• _EXERCISE INPUT_
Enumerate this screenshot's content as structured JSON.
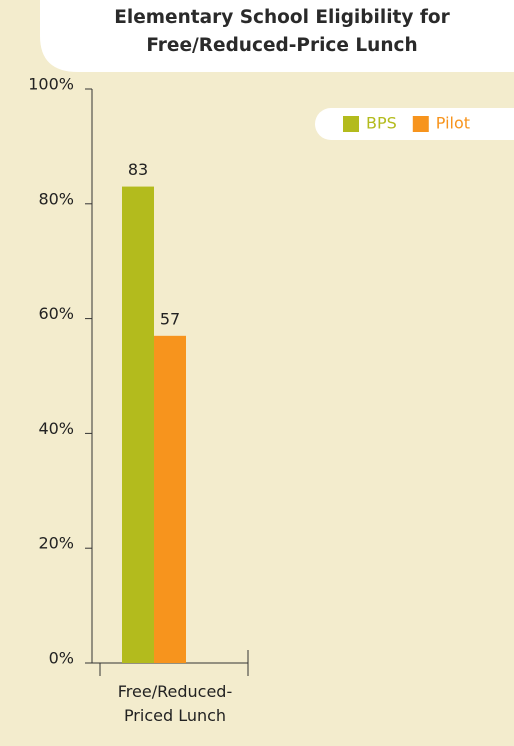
{
  "chart_data": {
    "type": "bar",
    "title_lines": [
      "Elementary School Eligibility for",
      "Free/Reduced-Price Lunch"
    ],
    "categories": [
      "Free/Reduced-Priced Lunch"
    ],
    "series": [
      {
        "name": "BPS",
        "color": "#b3bb1d",
        "values": [
          83
        ]
      },
      {
        "name": "Pilot",
        "color": "#f7941d",
        "values": [
          57
        ]
      }
    ],
    "ylim": [
      0,
      100
    ],
    "yticks": [
      {
        "value": 0,
        "label": "0%"
      },
      {
        "value": 20,
        "label": "20%"
      },
      {
        "value": 40,
        "label": "40%"
      },
      {
        "value": 60,
        "label": "60%"
      },
      {
        "value": 80,
        "label": "80%"
      },
      {
        "value": 100,
        "label": "100%"
      }
    ],
    "legend": "top-right"
  }
}
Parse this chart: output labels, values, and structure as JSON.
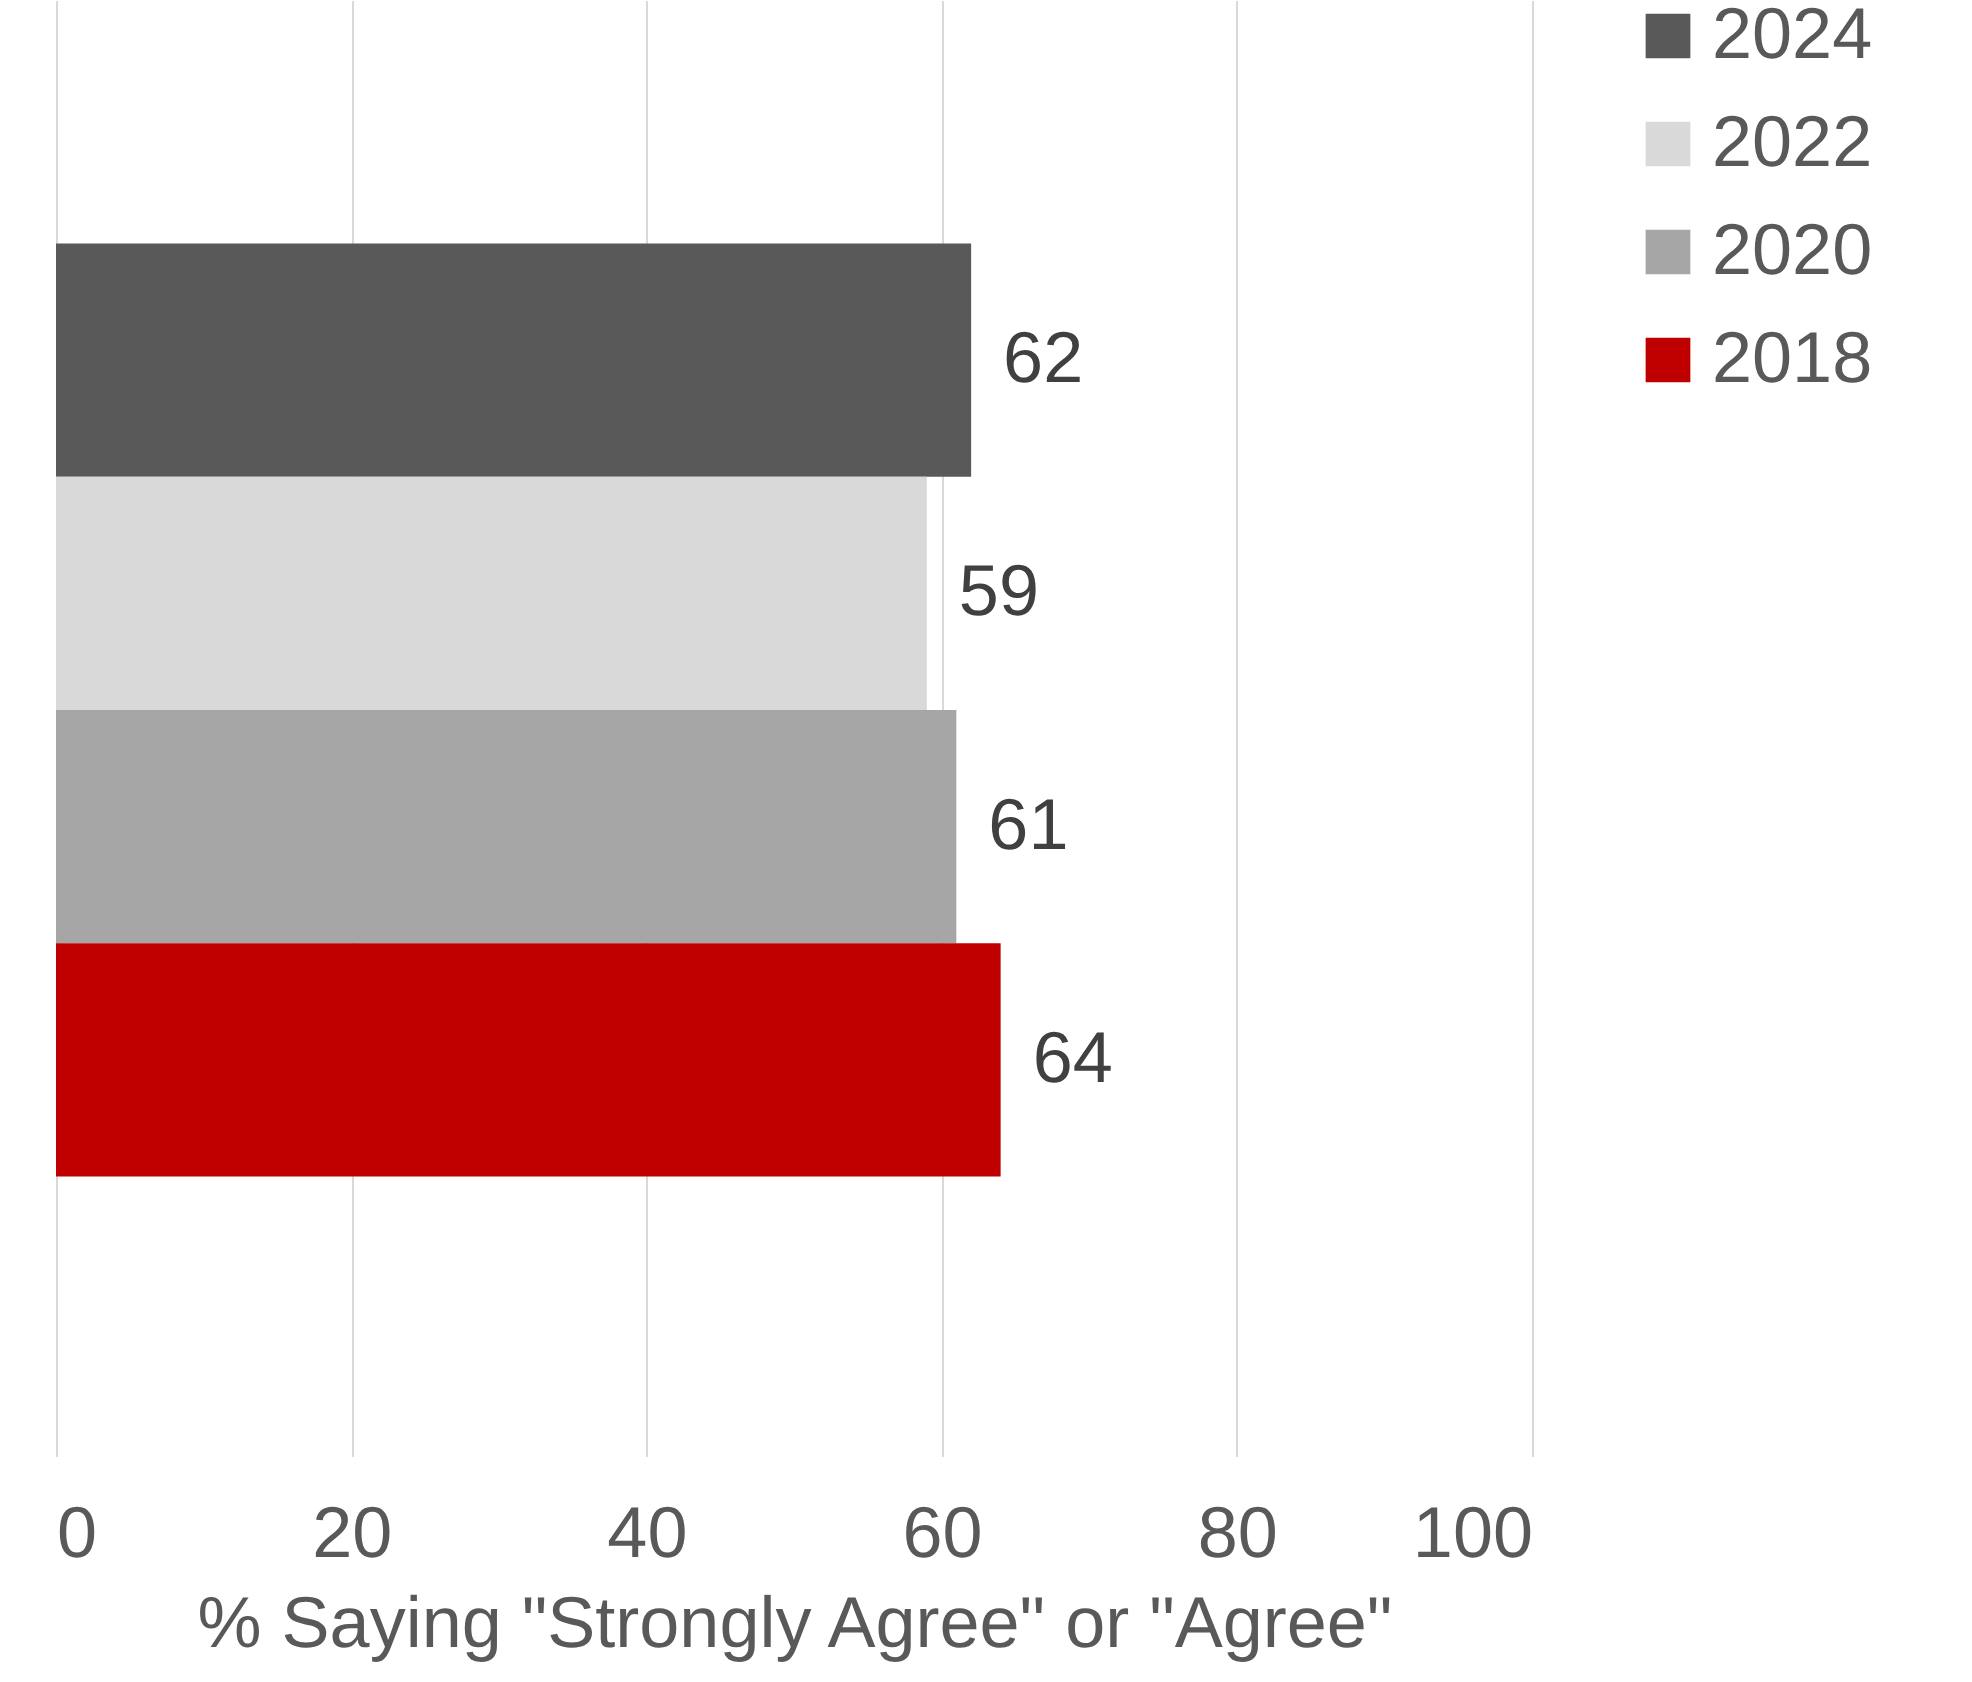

• _WHAT IS NEEDED_
Write the entries above out again exactly, but not the pictures.

• _FINAL ANSWER_
Enumerate this screenshot's content as structured JSON.
{
  "chart_data": {
    "type": "bar",
    "title_lines": [
      "Elementary School Eligibility for",
      "Free/Reduced-Price Lunch"
    ],
    "categories": [
      "Free/Reduced-Priced Lunch"
    ],
    "series": [
      {
        "name": "BPS",
        "color": "#b3bb1d",
        "values": [
          83
        ]
      },
      {
        "name": "Pilot",
        "color": "#f7941d",
        "values": [
          57
        ]
      }
    ],
    "ylim": [
      0,
      100
    ],
    "yticks": [
      {
        "value": 0,
        "label": "0%"
      },
      {
        "value": 20,
        "label": "20%"
      },
      {
        "value": 40,
        "label": "40%"
      },
      {
        "value": 60,
        "label": "60%"
      },
      {
        "value": 80,
        "label": "80%"
      },
      {
        "value": 100,
        "label": "100%"
      }
    ],
    "legend": "top-right"
  }
}
Parse this chart: output labels, values, and structure as JSON.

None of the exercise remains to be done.